Hi, mein Name ist Timo Krey und ich bin als Datascientist bei der ENER-IQ tätig. Eine meiner Aufgaben ist es, die Datenströme aus messtechnischen Systemen zu analysieren und hinsichtlich eines effizienten Betriebsverhalten zu beurteilen.
Unter anderem habe ich mich mit Kennzahlen von Heizungsanlagen auseinandergesetzt und dabei festgestellt, dass die geläufigen Kennzahlen zum Benchmarken des Betriebsverhalten verschiedenster Anlagen nicht ausreichen. Deshalb habe ich ein Kennfeld auf Basis des Brennstoffmehraufwands und der Außentemperatur entwickelt. Das Kennfeld setzt den Wärmebedarf des Gebäudes als optimal voraus. Die Anlage muss die geforderte Wärmemenge zu jedem Zeitpunkt und zu jeder Außentemperatur so effektiv wie möglich erzeugen. Mit diesem Kennfeld ist es möglich, das gesamte Betriebsverhalten und Betriebsdefizite abzubilden und mit anderen Anlagen zu vergleichen.

━━━

ANGEGEBENES ZIEL A
Schreib die Einträge von der Zeile mit „317 402 329</box>“ bis einschließlich der Zeile mit „entry-text: 그림 18.“ neu. Ersetze dabei „dot-leader“ durch „leader-line“ und lass alles andere unverändert.

VORLIEGENDE DATEN
━━━

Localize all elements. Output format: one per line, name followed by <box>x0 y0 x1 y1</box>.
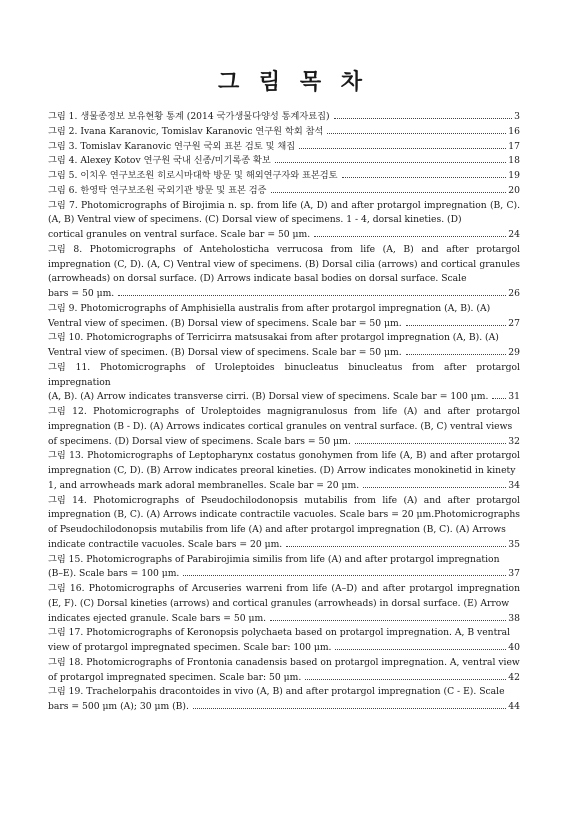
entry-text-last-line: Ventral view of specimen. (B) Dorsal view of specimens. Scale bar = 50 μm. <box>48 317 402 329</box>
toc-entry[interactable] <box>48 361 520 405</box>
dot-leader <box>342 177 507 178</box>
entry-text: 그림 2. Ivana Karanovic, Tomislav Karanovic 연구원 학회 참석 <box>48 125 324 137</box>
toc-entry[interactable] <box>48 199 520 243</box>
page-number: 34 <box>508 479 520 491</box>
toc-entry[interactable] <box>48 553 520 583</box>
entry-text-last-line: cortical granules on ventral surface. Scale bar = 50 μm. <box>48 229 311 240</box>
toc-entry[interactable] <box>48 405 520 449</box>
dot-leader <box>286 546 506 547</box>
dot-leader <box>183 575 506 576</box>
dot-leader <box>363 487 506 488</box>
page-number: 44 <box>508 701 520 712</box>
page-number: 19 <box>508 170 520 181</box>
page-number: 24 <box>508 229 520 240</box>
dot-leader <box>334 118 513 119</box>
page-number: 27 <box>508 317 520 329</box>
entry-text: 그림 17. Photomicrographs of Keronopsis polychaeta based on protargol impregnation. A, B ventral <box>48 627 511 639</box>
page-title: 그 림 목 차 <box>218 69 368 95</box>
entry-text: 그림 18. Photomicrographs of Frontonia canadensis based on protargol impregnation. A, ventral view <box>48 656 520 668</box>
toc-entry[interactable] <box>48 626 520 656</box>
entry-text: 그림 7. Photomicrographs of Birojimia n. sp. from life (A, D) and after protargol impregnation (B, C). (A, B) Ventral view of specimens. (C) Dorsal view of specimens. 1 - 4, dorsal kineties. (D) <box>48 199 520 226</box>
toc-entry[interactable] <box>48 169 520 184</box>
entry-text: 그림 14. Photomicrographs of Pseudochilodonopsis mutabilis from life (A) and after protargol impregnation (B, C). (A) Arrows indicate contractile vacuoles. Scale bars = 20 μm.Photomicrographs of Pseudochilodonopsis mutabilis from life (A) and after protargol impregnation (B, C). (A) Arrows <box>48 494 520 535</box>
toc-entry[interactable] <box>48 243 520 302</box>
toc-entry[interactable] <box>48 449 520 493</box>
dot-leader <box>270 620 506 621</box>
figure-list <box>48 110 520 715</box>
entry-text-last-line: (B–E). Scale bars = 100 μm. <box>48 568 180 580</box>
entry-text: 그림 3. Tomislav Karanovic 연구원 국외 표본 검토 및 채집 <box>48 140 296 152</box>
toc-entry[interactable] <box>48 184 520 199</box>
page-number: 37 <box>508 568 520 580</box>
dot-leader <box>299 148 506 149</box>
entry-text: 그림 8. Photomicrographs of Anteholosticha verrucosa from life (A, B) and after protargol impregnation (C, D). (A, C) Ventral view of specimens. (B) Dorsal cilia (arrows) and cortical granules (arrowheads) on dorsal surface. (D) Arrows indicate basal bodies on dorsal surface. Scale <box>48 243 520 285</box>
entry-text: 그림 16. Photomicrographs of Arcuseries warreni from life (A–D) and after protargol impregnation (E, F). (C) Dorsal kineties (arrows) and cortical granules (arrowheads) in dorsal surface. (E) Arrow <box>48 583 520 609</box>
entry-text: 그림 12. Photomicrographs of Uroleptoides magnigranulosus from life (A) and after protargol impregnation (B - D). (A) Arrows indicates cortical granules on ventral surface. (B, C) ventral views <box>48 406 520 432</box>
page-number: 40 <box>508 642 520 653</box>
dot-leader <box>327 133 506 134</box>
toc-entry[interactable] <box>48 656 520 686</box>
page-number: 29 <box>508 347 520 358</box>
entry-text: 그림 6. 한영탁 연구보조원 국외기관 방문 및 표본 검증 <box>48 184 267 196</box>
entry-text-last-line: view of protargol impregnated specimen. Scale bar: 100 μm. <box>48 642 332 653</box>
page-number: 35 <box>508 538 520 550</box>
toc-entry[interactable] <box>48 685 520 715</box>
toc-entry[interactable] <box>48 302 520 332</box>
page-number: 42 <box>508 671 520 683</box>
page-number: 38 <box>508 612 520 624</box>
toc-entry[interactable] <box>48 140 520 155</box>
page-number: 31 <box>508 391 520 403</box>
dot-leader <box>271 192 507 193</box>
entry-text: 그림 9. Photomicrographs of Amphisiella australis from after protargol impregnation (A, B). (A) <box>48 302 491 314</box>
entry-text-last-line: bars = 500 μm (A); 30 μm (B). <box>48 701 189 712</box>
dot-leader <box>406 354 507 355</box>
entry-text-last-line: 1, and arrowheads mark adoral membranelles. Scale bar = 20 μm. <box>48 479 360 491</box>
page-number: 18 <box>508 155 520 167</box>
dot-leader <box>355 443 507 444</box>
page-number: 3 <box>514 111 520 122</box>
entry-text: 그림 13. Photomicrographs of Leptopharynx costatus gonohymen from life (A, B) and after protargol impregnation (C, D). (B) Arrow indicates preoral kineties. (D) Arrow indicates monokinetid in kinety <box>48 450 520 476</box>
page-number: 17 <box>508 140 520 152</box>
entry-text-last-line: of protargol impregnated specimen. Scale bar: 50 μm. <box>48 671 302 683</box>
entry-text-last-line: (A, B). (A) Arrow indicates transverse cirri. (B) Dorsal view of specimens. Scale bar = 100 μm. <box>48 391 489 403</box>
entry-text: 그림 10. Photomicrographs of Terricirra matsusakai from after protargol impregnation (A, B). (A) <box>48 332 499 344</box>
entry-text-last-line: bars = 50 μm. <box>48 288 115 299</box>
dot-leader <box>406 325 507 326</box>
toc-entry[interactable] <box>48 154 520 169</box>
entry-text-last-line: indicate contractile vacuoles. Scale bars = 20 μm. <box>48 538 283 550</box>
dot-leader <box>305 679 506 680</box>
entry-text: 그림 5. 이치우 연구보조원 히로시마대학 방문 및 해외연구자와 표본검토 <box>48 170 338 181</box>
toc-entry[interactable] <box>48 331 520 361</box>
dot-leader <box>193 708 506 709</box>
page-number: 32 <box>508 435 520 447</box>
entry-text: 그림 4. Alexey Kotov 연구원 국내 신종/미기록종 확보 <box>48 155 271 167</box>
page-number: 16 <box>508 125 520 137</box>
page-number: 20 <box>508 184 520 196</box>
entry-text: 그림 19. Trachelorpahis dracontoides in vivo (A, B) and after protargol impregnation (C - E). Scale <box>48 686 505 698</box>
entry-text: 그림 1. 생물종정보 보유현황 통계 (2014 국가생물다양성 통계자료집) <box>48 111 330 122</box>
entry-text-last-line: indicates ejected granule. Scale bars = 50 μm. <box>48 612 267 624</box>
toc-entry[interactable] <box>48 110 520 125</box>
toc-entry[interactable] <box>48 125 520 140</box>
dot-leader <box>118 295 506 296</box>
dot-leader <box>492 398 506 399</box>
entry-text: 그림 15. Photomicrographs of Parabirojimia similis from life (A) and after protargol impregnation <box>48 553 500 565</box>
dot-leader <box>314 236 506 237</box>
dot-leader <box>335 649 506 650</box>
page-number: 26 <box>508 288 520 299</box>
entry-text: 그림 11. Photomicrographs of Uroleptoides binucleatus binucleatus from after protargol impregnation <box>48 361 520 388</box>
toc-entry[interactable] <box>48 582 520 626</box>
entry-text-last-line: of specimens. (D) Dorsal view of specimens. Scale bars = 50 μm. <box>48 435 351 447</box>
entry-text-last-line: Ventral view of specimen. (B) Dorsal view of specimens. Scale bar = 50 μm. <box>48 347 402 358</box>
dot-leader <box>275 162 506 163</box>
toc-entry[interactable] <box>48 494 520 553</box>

━━━

ANGEGEBENES ZIEL B
Führ den Text über Kennzahlen von Heizungsanlagen nach seinem letzten Satz weiter.

ANTWORT ZUR AUFGABE A
entry-text-last-line: Ventral view of specimen. (B) Dorsal view of specimens. Scale bar = 50 μm. <box>48 317 402 329</box>
toc-entry[interactable] <box>48 361 520 405</box>
leader-line <box>342 177 507 178</box>
entry-text: 그림 2. Ivana Karanovic, Tomislav Karanovic 연구원 학회 참석 <box>48 125 324 137</box>
toc-entry[interactable] <box>48 199 520 243</box>
page-number: 34 <box>508 479 520 491</box>
toc-entry[interactable] <box>48 553 520 583</box>
entry-text-last-line: cortical granules on ventral surface. Scale bar = 50 μm. <box>48 229 311 240</box>
toc-entry[interactable] <box>48 405 520 449</box>
leader-line <box>286 546 506 547</box>
leader-line <box>183 575 506 576</box>
leader-line <box>363 487 506 488</box>
page-number: 44 <box>508 701 520 712</box>
page-number: 19 <box>508 170 520 181</box>
page-number: 24 <box>508 229 520 240</box>
leader-line <box>334 118 513 119</box>
page-number: 27 <box>508 317 520 329</box>
entry-text: 그림 17. Photomicrographs of Keronopsis polychaeta based on protargol impregnation. A, B ventral <box>48 627 511 639</box>
page-title: 그 림 목 차 <box>218 69 368 95</box>
entry-text: 그림 18. Photomicrographs of Frontonia canadensis based on protargol impregnation. A, ventral view <box>48 656 520 668</box>

ANTWORT ZUR AUFGABE B
Warum das so ist und woher die Idee kommt, möchte ich Euch im folgenden Beitrag erläutern.
Hintergrund - Welche Kennzahlen zur Beurteilung des Heizanlagenbetriebs?
Aktuell werden im Wesentlichen zwei Kennzahlen zur Beurteilung des ganzheitlichen Betriebs von Heizungsanlagen verwendet: Bei Heizungsanlagen, die ausschließlich fossile Brennstoffe verbrennen, der Jahresnutzungsgrad (JNG = Nutzen/Aufwand < 1) und bei (zusätzlicher) Verwendung regenerativen Energieträgern die Jahresarbeitszahl (JAZ = Nutzen/Aufwand > 0).
Der Brennstoffmehraufwand bs ist der Kehrwert des (Jahres)Nutzungsgrads bei Brennwertthermen, wodurch direkt erkennbar ist, wie viele Kilowattstunden Mehraufwand die Anlage je Kilowattstunde Wärmemenge leisten musste.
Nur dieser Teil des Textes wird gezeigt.